[AIM OF THE TASK]: Select every line below containing the word "name".

[AVAILABLE RECORDS]:
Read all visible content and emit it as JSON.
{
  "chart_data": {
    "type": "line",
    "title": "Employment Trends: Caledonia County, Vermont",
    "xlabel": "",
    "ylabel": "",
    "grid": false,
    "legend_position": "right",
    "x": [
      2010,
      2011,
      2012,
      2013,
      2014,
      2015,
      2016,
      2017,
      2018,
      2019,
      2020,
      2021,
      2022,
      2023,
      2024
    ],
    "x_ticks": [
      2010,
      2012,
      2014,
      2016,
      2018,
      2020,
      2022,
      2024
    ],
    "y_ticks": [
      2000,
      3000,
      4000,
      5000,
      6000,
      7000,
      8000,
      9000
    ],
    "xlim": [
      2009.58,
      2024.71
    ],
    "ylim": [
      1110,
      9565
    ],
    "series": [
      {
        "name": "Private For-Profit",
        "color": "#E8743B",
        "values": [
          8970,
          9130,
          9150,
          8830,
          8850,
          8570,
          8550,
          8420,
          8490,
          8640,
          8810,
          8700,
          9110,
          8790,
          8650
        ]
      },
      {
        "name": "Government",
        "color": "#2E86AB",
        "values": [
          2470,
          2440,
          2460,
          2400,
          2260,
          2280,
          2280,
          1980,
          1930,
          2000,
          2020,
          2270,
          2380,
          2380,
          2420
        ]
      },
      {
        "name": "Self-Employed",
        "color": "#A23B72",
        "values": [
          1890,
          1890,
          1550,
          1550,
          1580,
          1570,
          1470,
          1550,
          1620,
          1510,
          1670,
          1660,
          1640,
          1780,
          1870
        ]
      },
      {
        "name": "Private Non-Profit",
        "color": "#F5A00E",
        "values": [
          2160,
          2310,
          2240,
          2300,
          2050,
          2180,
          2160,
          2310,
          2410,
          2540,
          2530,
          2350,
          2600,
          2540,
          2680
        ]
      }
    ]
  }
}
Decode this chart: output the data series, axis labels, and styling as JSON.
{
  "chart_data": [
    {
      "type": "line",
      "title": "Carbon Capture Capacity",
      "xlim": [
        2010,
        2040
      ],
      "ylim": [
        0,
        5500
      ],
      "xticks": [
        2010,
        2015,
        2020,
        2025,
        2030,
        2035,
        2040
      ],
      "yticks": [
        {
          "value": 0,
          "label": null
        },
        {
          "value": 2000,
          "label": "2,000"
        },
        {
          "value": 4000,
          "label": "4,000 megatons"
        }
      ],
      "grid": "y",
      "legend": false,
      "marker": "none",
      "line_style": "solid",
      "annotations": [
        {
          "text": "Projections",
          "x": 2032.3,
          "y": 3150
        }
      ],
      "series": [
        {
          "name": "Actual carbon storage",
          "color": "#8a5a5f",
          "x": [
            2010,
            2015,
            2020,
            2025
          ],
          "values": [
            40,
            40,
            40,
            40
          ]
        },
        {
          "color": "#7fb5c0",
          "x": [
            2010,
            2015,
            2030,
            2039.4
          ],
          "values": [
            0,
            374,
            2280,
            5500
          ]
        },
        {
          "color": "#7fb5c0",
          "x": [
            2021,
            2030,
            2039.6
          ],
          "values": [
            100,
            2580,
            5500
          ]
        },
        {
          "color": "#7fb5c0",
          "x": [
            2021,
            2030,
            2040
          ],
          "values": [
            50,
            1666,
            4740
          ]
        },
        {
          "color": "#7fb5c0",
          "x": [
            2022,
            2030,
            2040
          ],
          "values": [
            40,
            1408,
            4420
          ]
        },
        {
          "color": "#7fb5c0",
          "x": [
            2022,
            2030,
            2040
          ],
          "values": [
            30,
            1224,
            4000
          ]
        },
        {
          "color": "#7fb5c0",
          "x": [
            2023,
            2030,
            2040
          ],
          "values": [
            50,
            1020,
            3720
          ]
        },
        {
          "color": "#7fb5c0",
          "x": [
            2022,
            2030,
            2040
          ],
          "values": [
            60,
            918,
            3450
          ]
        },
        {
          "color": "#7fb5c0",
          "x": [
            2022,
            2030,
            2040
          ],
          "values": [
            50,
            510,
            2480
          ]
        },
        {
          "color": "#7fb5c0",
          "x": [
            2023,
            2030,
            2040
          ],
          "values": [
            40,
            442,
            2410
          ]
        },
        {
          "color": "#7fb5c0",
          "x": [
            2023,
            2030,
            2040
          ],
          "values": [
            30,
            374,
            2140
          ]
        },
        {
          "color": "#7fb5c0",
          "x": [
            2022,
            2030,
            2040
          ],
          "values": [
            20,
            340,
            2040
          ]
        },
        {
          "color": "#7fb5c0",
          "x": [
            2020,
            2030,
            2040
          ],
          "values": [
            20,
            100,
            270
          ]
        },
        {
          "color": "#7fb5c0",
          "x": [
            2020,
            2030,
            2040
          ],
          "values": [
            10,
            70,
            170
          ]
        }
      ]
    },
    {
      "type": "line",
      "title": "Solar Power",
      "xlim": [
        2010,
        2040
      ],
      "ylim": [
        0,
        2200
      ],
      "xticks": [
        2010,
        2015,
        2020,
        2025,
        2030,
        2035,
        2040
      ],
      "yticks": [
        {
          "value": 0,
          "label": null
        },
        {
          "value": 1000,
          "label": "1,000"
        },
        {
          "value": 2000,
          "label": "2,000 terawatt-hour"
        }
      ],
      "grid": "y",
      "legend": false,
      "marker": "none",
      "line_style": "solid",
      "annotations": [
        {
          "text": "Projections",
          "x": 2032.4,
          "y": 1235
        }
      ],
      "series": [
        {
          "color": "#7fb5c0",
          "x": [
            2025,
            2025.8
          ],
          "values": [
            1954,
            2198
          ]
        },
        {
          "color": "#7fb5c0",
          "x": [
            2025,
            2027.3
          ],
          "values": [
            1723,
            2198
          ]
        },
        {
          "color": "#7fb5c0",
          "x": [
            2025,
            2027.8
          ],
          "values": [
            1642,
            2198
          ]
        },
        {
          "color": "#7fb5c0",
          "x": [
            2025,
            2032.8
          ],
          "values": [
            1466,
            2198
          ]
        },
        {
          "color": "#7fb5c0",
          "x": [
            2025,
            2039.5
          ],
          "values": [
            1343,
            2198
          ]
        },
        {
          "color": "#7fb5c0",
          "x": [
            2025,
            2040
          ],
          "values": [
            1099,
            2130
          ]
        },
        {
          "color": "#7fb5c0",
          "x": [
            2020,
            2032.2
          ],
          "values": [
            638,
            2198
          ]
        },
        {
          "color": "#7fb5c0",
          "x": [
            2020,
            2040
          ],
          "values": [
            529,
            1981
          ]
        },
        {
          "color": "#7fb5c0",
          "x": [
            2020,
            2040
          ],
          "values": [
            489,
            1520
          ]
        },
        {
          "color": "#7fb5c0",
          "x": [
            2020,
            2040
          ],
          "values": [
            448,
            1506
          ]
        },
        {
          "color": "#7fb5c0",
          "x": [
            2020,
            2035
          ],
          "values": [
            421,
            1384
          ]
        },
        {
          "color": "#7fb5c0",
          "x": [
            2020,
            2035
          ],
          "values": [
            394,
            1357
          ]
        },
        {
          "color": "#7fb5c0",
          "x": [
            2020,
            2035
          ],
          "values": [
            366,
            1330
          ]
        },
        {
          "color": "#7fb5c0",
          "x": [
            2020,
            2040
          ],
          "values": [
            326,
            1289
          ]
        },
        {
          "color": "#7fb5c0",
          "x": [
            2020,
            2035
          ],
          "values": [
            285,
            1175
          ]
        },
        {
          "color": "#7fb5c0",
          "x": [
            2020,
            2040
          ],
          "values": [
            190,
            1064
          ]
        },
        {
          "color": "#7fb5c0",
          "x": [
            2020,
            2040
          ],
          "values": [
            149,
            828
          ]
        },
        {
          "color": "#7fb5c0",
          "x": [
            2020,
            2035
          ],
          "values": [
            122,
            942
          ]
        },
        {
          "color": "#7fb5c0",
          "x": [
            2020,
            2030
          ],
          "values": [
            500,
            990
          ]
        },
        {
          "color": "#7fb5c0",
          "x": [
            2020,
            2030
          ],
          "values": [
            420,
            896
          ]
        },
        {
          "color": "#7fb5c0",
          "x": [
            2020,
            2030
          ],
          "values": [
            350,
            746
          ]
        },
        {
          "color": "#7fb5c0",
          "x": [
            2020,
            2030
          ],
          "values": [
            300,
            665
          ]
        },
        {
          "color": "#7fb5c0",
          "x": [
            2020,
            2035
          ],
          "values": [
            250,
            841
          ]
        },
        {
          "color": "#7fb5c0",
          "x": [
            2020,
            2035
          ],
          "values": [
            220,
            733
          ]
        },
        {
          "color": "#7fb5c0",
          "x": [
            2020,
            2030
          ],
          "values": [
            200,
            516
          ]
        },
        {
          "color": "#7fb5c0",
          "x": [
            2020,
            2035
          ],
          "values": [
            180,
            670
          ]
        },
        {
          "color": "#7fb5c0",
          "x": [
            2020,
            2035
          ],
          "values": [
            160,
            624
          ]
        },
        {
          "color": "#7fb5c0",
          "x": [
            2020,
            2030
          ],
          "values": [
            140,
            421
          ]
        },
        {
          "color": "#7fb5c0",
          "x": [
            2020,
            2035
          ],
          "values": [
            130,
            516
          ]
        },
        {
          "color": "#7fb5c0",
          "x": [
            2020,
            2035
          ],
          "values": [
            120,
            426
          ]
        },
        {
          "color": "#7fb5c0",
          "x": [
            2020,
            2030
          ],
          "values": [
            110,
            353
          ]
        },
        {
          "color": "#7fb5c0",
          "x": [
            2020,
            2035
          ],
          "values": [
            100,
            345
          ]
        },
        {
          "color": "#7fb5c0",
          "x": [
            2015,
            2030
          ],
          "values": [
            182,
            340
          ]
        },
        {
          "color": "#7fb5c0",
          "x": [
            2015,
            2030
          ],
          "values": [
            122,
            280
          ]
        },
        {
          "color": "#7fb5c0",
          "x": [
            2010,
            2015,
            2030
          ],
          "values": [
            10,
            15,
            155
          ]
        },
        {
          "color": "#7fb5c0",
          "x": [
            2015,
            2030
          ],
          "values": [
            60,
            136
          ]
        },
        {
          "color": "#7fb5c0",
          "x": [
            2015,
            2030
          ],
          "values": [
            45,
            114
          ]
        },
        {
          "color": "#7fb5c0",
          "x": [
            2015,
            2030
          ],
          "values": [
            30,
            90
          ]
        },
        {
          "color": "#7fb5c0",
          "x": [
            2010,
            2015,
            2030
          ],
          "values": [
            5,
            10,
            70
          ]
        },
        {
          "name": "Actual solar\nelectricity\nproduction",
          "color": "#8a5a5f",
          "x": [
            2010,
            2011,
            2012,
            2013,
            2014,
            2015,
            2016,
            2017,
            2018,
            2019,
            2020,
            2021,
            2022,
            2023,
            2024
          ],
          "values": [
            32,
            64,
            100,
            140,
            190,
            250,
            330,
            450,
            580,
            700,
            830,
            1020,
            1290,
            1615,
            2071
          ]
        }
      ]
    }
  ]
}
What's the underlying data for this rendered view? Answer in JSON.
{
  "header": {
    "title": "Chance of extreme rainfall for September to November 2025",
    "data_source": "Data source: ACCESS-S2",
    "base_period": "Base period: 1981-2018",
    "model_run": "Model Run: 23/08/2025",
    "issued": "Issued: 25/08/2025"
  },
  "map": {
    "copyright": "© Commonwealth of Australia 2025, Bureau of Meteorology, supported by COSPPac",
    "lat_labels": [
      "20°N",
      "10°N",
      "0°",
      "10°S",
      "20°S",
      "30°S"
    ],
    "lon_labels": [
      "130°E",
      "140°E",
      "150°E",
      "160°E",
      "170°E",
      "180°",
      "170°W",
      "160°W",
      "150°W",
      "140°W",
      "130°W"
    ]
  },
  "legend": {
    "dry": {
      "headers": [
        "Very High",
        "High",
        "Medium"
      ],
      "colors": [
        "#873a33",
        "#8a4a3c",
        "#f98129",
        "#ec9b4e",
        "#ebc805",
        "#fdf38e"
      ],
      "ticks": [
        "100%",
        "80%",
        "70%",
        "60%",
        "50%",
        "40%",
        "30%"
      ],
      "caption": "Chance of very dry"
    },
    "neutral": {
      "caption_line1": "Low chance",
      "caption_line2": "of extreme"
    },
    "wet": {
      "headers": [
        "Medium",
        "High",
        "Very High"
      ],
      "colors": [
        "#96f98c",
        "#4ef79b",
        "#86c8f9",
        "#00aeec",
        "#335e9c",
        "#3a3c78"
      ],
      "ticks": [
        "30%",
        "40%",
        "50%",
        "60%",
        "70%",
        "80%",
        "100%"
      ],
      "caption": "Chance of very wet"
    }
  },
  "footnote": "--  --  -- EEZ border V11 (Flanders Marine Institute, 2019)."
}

[RESULT]:
        "name": "Private For-Profit",
        "name": "Government",
        "name": "Self-Employed",
        "name": "Private Non-Profit",
          "name": "Actual carbon storage",
          "name": "Actual solar\nelectricity\nproduction",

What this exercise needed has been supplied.